Stored data entries
○ ○ ○ ○
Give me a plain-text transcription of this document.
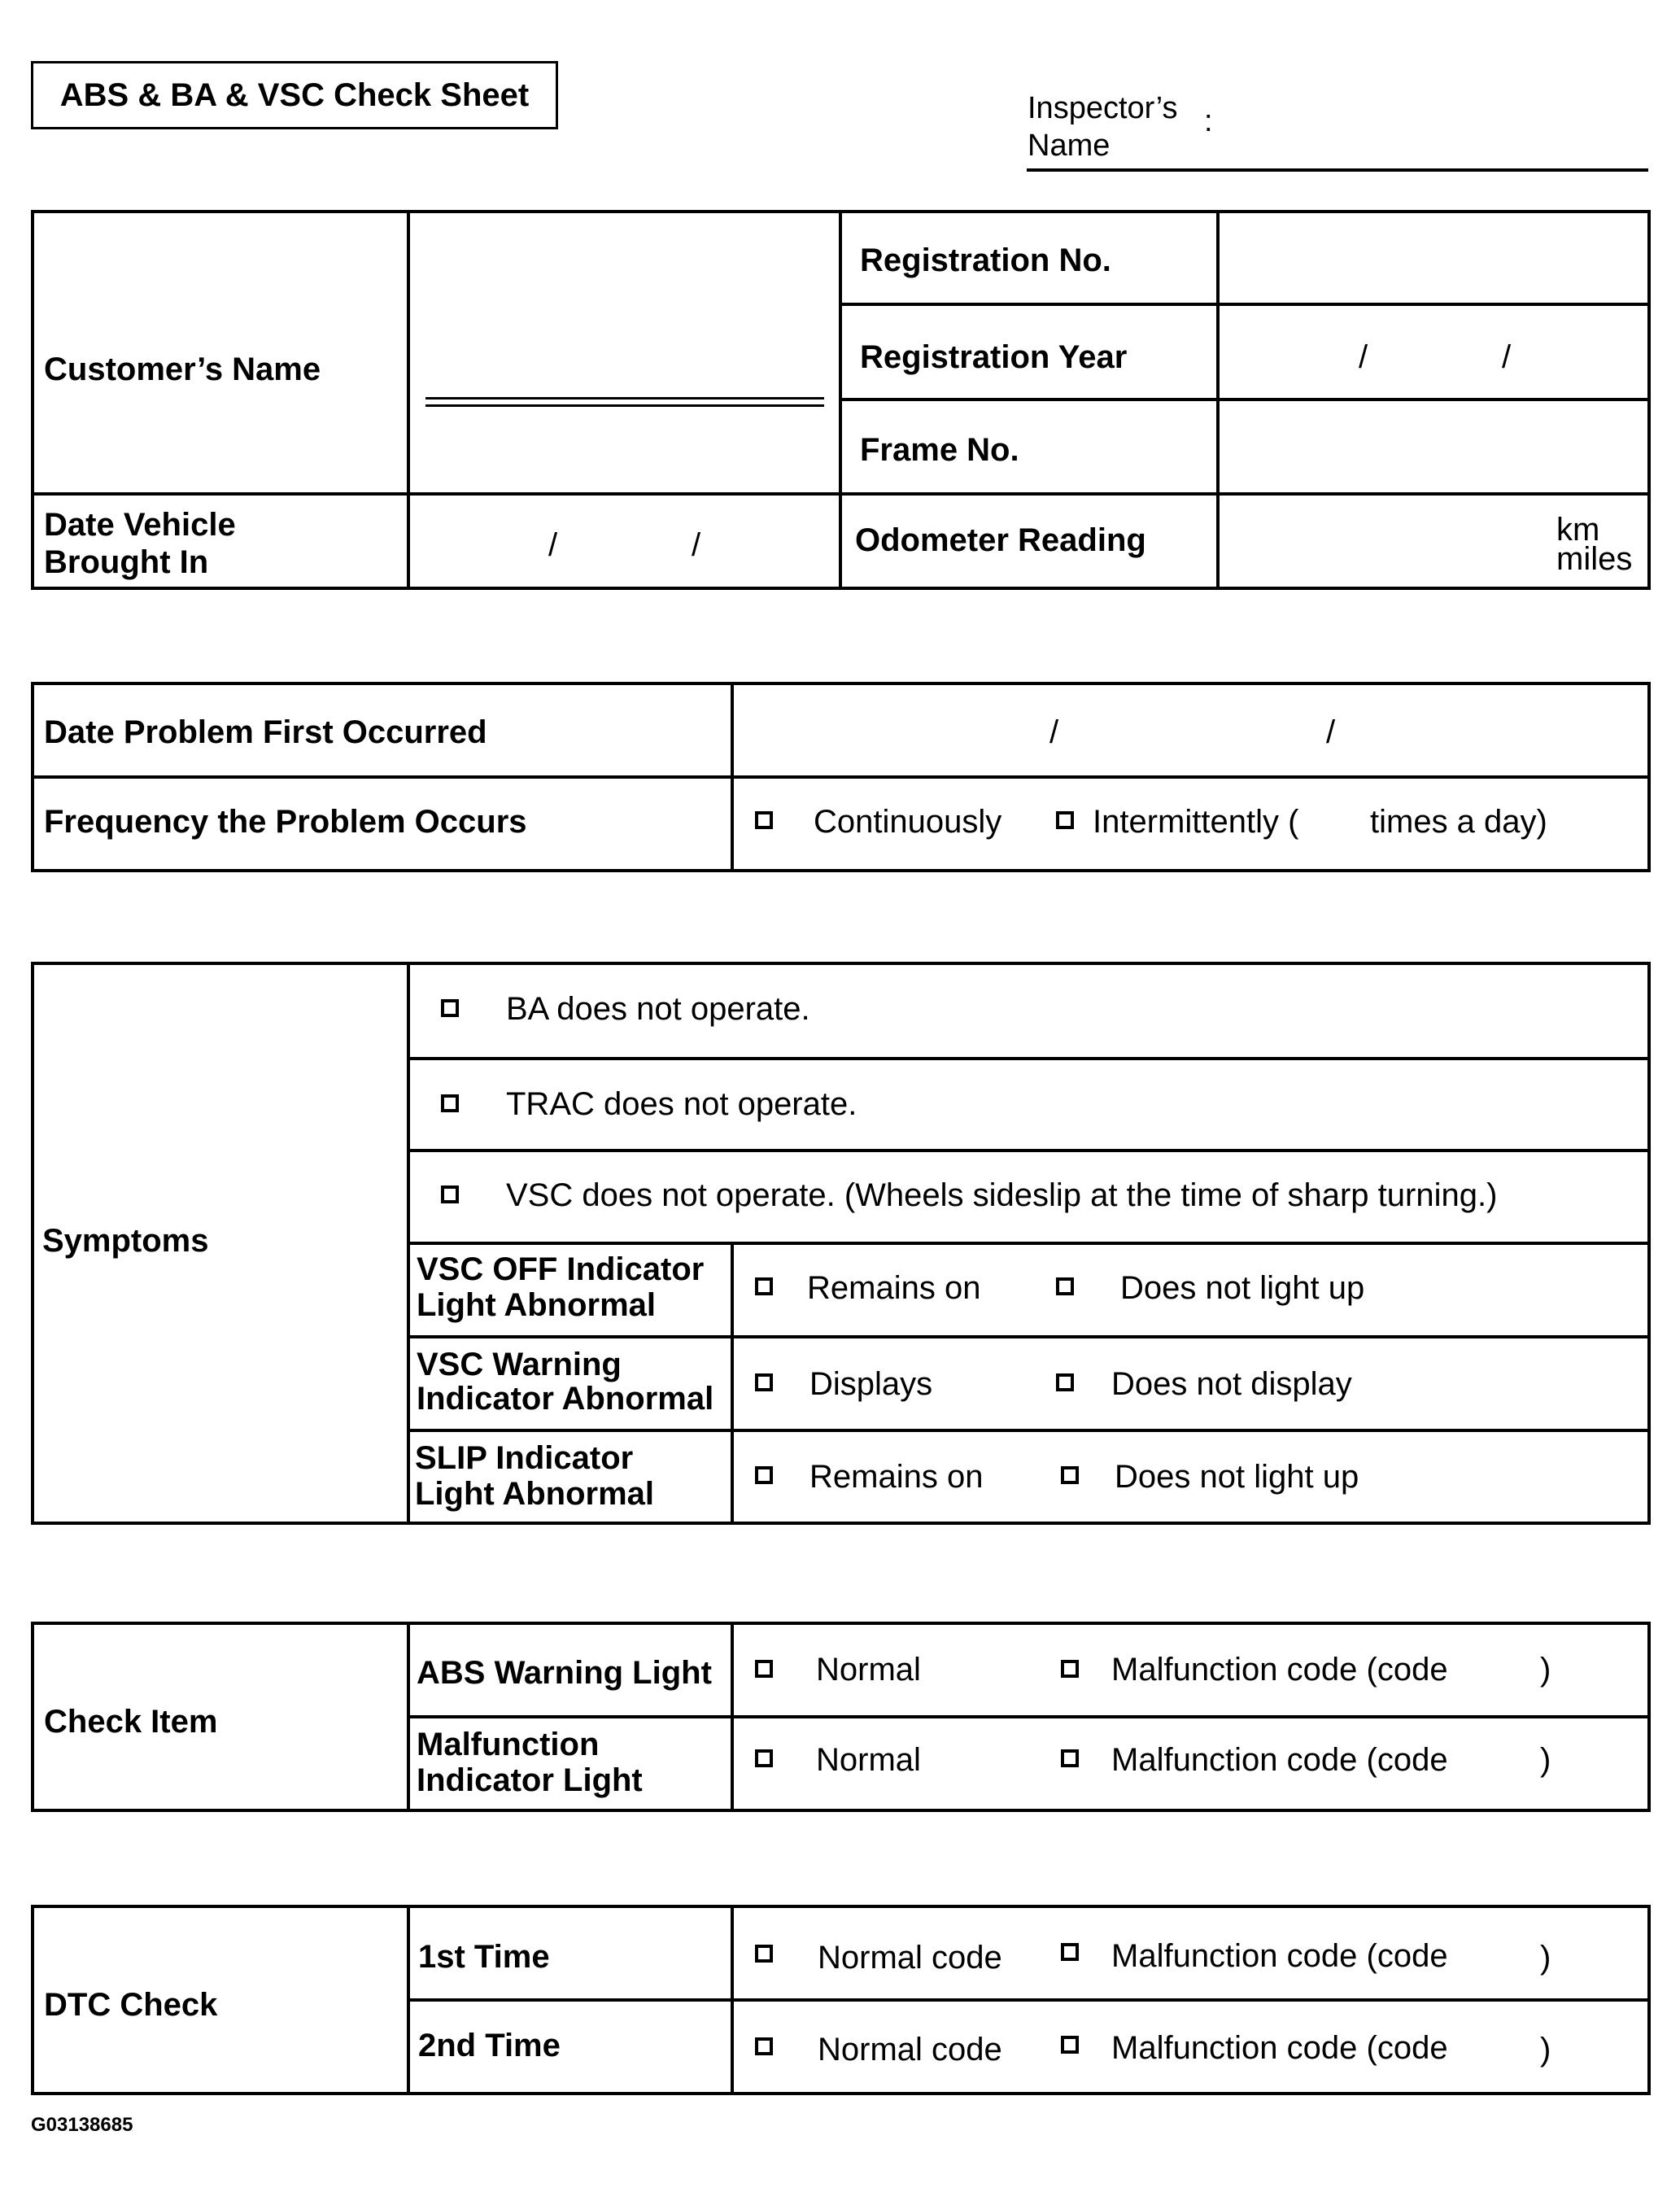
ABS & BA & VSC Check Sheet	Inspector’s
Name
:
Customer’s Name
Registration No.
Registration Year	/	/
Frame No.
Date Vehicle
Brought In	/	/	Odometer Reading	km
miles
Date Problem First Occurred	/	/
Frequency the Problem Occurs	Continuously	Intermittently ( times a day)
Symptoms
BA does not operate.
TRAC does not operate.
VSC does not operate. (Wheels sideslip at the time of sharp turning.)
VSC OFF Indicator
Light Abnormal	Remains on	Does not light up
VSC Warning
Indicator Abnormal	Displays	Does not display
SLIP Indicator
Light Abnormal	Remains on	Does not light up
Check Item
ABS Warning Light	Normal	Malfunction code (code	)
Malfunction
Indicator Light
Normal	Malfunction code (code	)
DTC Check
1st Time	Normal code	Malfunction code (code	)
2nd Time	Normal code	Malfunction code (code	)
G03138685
○ ○ ○ ○
Skip the pictures and print each record exactly as it stands.

> Full answer
Give me a plain-text transcription of this document.
ABS & BA & VSC Check Sheet	Inspector’s
Name
:
Customer’s Name
Registration No.
Registration Year	/	/
Frame No.
Date Vehicle
Brought In	/	/	Odometer Reading	km
miles
Date Problem First Occurred	/	/
Frequency the Problem Occurs	Continuously	Intermittently ( times a day)
Symptoms
BA does not operate.
TRAC does not operate.
VSC does not operate. (Wheels sideslip at the time of sharp turning.)
VSC OFF Indicator
Light Abnormal	Remains on	Does not light up
VSC Warning
Indicator Abnormal	Displays	Does not display
SLIP Indicator
Light Abnormal	Remains on	Does not light up
Check Item
ABS Warning Light	Normal	Malfunction code (code	)
Malfunction
Indicator Light
Normal	Malfunction code (code	)
DTC Check
1st Time	Normal code	Malfunction code (code	)
2nd Time	Normal code	Malfunction code (code	)
G03138685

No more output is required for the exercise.